### Problem to solve
Output the data word for word, dropping every image.

Data excerpts:
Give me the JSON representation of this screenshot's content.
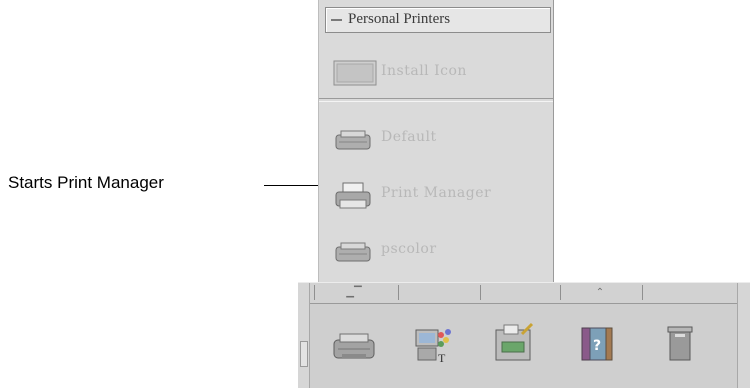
{
  "callout": {
    "text": "Starts Print Manager"
  },
  "subpanel": {
    "title": "Personal Printers",
    "install_label": "Install Icon",
    "items": [
      {
        "label": "Default",
        "icon": "printer-icon"
      },
      {
        "label": "Print Manager",
        "icon": "print-manager-icon"
      },
      {
        "label": "pscolor",
        "icon": "printer-icon"
      }
    ]
  },
  "front_panel": {
    "arrow_up_glyph": "⌃",
    "icons": [
      "printer-icon",
      "style-manager-icon",
      "application-manager-icon",
      "help-icon",
      "trash-icon"
    ]
  }
}
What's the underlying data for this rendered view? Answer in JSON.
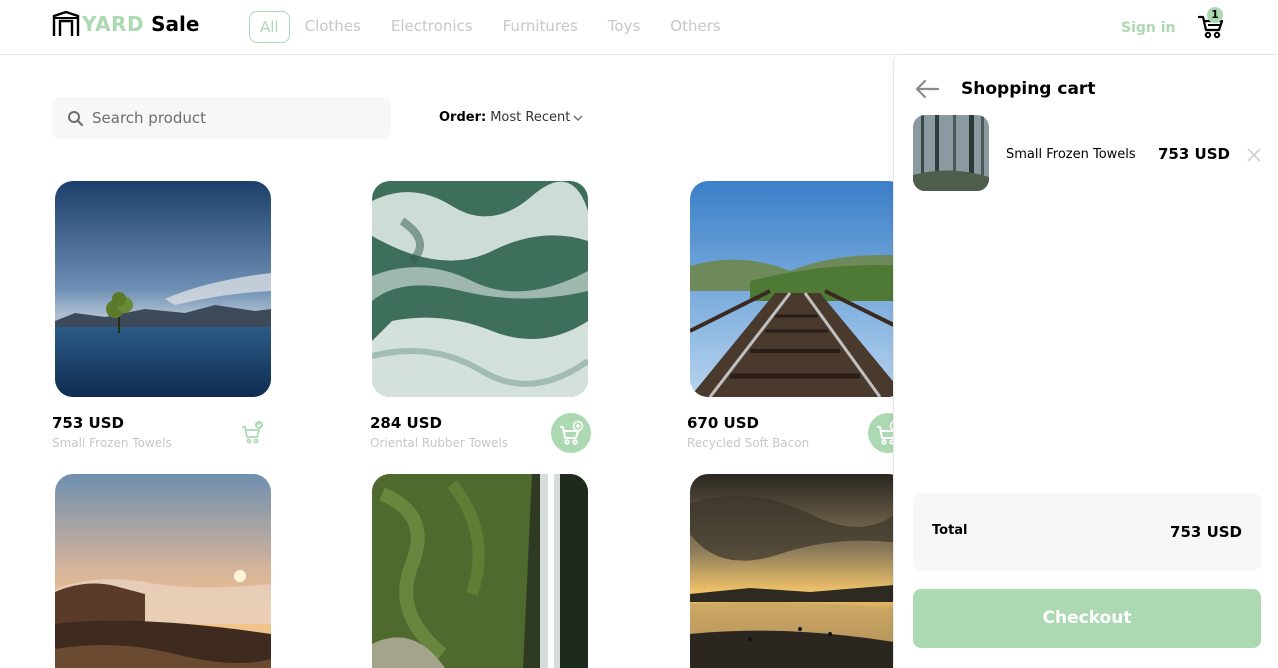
{
  "brand": {
    "yard": "YARD",
    "sale": "Sale"
  },
  "nav": {
    "items": [
      {
        "label": "All",
        "active": true
      },
      {
        "label": "Clothes"
      },
      {
        "label": "Electronics"
      },
      {
        "label": "Furnitures"
      },
      {
        "label": "Toys"
      },
      {
        "label": "Others"
      }
    ],
    "signin": "Sign in",
    "cart_count": "1"
  },
  "search": {
    "placeholder": "Search product"
  },
  "order": {
    "label": "Order:",
    "value": "Most Recent"
  },
  "products": [
    {
      "price": "753 USD",
      "name": "Small Frozen Towels",
      "in_cart": true,
      "image": "lake-tree"
    },
    {
      "price": "284 USD",
      "name": "Oriental Rubber Towels",
      "in_cart": false,
      "image": "ocean-waves"
    },
    {
      "price": "670 USD",
      "name": "Recycled Soft Bacon",
      "in_cart": false,
      "image": "railway-bridge"
    },
    {
      "price": "",
      "name": "",
      "in_cart": false,
      "image": "sunset-mountain"
    },
    {
      "price": "",
      "name": "",
      "in_cart": false,
      "image": "waterfall"
    },
    {
      "price": "",
      "name": "",
      "in_cart": false,
      "image": "beach-sunset"
    }
  ],
  "cart": {
    "title": "Shopping cart",
    "items": [
      {
        "name": "Small Frozen Towels",
        "price": "753 USD",
        "image": "foggy-forest"
      }
    ],
    "total_label": "Total",
    "total_value": "753 USD",
    "checkout_label": "Checkout"
  },
  "colors": {
    "accent": "#acd9b2",
    "muted_text": "#c7c7c7",
    "panel_bg": "#f7f7f7"
  }
}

### Final result
Give me the JSON representation of this screenshot's content.
{
  "callout": {
    "text": "Starts Print Manager"
  },
  "subpanel": {
    "title": "Personal Printers",
    "install_label": "Install Icon",
    "items": [
      {
        "label": "Default",
        "icon": "printer-icon"
      },
      {
        "label": "Print Manager",
        "icon": "print-manager-icon"
      },
      {
        "label": "pscolor",
        "icon": "printer-icon"
      }
    ]
  },
  "front_panel": {
    "arrow_up_glyph": "⌃",
    "icons": [
      "printer-icon",
      "style-manager-icon",
      "application-manager-icon",
      "help-icon",
      "trash-icon"
    ]
  }
}
What's the underlying data for this rendered view? Answer in JSON.
{
  "brand": {
    "yard": "YARD",
    "sale": "Sale"
  },
  "nav": {
    "items": [
      {
        "label": "All",
        "active": true
      },
      {
        "label": "Clothes"
      },
      {
        "label": "Electronics"
      },
      {
        "label": "Furnitures"
      },
      {
        "label": "Toys"
      },
      {
        "label": "Others"
      }
    ],
    "signin": "Sign in",
    "cart_count": "1"
  },
  "search": {
    "placeholder": "Search product"
  },
  "order": {
    "label": "Order:",
    "value": "Most Recent"
  },
  "products": [
    {
      "price": "753 USD",
      "name": "Small Frozen Towels",
      "in_cart": true,
      "image": "lake-tree"
    },
    {
      "price": "284 USD",
      "name": "Oriental Rubber Towels",
      "in_cart": false,
      "image": "ocean-waves"
    },
    {
      "price": "670 USD",
      "name": "Recycled Soft Bacon",
      "in_cart": false,
      "image": "railway-bridge"
    },
    {
      "price": "",
      "name": "",
      "in_cart": false,
      "image": "sunset-mountain"
    },
    {
      "price": "",
      "name": "",
      "in_cart": false,
      "image": "waterfall"
    },
    {
      "price": "",
      "name": "",
      "in_cart": false,
      "image": "beach-sunset"
    }
  ],
  "cart": {
    "title": "Shopping cart",
    "items": [
      {
        "name": "Small Frozen Towels",
        "price": "753 USD",
        "image": "foggy-forest"
      }
    ],
    "total_label": "Total",
    "total_value": "753 USD",
    "checkout_label": "Checkout"
  },
  "colors": {
    "accent": "#acd9b2",
    "muted_text": "#c7c7c7",
    "panel_bg": "#f7f7f7"
  }
}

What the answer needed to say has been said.